**Exercise objective**
Going through the material below, please gather all lines with the word "High" in them.

**Task input**
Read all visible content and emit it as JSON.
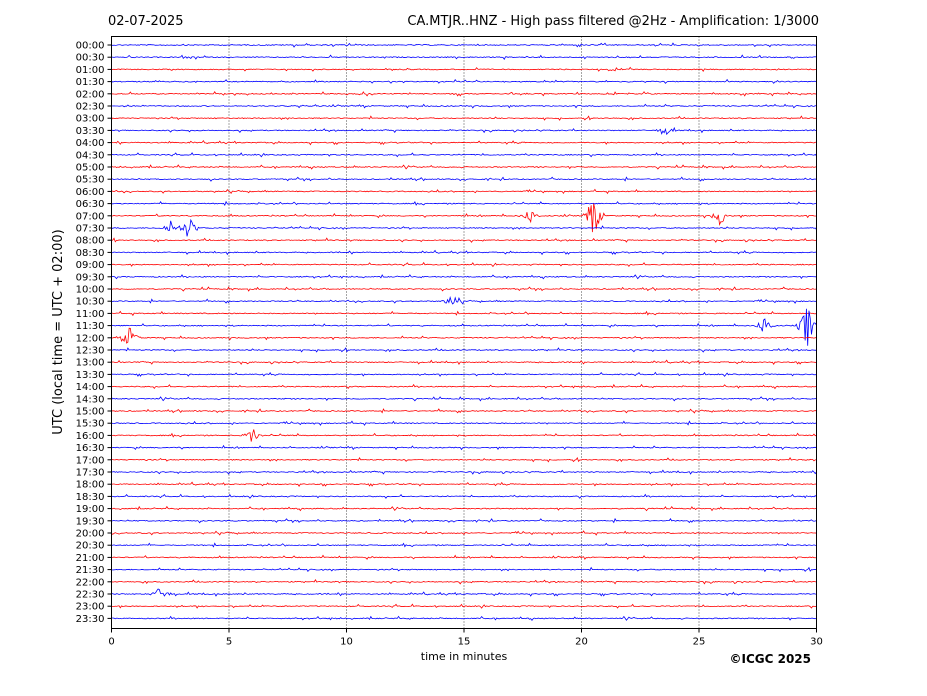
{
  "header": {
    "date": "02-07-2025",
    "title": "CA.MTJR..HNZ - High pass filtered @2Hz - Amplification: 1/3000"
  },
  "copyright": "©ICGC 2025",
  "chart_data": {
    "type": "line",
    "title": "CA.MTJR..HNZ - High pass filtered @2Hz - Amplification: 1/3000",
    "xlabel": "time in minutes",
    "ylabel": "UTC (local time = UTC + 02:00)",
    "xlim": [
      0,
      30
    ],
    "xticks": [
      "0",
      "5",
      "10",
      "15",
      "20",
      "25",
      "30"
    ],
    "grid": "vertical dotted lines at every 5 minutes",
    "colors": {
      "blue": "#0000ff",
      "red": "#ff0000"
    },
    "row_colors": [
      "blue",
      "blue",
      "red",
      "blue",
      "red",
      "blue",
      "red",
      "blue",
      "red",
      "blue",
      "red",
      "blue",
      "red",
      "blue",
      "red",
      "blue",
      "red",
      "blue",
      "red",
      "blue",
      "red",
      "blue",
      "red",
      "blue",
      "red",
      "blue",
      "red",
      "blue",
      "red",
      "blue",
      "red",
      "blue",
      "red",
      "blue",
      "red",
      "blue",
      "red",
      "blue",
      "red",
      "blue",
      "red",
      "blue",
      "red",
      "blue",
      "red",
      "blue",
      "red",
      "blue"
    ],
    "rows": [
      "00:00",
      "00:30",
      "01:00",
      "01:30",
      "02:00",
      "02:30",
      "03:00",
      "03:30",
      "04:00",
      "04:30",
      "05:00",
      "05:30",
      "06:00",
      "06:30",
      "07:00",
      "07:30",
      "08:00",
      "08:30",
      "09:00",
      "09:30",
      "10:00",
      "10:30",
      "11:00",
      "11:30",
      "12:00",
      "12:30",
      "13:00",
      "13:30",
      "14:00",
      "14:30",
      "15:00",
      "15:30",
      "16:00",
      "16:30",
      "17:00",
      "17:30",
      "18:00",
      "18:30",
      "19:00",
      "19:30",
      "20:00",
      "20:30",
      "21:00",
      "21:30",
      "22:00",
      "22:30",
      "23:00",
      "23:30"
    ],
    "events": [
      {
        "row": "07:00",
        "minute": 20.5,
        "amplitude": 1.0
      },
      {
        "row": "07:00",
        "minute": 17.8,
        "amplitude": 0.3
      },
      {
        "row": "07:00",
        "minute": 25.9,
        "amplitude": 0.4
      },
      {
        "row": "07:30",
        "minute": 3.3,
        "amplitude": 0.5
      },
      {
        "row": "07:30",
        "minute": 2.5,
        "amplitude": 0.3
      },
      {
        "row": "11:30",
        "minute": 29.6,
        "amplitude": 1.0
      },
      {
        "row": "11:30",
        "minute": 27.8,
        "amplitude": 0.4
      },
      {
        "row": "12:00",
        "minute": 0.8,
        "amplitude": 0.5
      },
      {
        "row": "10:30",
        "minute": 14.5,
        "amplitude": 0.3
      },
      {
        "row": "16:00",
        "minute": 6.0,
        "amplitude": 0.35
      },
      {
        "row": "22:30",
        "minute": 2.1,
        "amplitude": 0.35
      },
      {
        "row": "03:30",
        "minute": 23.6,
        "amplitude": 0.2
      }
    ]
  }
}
==
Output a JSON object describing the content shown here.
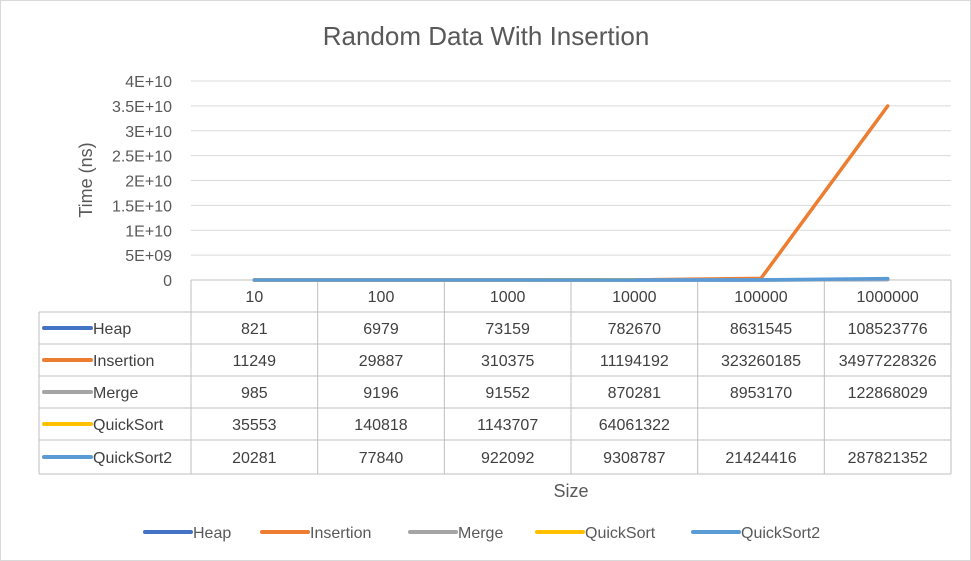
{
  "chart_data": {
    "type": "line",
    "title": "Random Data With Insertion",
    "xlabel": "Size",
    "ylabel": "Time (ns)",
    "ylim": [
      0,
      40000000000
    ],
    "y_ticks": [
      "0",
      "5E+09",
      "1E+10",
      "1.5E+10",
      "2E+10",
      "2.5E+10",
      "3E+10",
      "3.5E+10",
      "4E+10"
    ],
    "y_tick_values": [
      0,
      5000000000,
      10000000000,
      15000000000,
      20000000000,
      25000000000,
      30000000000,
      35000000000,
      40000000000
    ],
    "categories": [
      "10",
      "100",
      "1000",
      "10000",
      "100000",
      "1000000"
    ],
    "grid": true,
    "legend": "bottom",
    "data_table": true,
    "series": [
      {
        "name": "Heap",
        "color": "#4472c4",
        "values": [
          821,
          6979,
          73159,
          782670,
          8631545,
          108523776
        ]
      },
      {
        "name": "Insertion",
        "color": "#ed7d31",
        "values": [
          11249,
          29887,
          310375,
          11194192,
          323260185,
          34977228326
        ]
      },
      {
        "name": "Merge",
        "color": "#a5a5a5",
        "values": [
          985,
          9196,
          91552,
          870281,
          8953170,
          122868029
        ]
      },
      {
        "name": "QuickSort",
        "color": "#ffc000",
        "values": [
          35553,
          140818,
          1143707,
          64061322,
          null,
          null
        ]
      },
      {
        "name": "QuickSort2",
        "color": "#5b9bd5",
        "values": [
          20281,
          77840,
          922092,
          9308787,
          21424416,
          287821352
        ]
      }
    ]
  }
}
...
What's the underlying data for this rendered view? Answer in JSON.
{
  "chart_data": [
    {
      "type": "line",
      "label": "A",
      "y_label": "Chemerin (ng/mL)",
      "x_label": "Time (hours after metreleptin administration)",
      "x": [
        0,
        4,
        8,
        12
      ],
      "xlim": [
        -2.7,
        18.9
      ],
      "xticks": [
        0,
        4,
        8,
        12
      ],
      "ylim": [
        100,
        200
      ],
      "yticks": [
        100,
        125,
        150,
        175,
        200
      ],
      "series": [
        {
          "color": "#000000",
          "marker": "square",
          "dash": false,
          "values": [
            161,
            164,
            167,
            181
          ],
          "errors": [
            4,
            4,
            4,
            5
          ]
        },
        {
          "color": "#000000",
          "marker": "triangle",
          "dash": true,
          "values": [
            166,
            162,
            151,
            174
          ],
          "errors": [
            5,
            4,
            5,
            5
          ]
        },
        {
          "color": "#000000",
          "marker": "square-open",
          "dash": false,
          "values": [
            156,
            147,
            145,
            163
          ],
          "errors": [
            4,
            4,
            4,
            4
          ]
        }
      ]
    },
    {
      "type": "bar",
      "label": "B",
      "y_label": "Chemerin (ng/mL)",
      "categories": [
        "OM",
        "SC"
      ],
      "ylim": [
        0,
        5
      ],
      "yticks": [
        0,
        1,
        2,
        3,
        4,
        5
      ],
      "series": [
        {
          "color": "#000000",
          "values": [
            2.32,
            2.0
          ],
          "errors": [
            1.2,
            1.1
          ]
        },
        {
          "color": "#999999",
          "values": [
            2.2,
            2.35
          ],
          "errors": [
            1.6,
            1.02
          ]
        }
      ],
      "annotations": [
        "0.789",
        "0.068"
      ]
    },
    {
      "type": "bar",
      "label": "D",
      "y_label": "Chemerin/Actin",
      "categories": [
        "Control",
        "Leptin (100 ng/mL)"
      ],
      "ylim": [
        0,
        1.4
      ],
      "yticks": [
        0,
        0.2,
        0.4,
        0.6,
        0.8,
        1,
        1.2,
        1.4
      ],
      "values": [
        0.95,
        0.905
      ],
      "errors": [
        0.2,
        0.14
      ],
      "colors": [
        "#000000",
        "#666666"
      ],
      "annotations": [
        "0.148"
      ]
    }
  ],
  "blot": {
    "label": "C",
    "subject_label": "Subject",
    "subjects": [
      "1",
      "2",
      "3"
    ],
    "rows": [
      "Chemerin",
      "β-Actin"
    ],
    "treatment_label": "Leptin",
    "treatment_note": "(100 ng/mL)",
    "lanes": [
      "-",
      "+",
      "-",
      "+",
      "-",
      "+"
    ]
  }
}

**Response**
    "title": "CA.MTJR..HNZ - High pass filtered @2Hz - Amplification: 1/3000"
    "title": "CA.MTJR..HNZ - High pass filtered @2Hz - Amplification: 1/3000",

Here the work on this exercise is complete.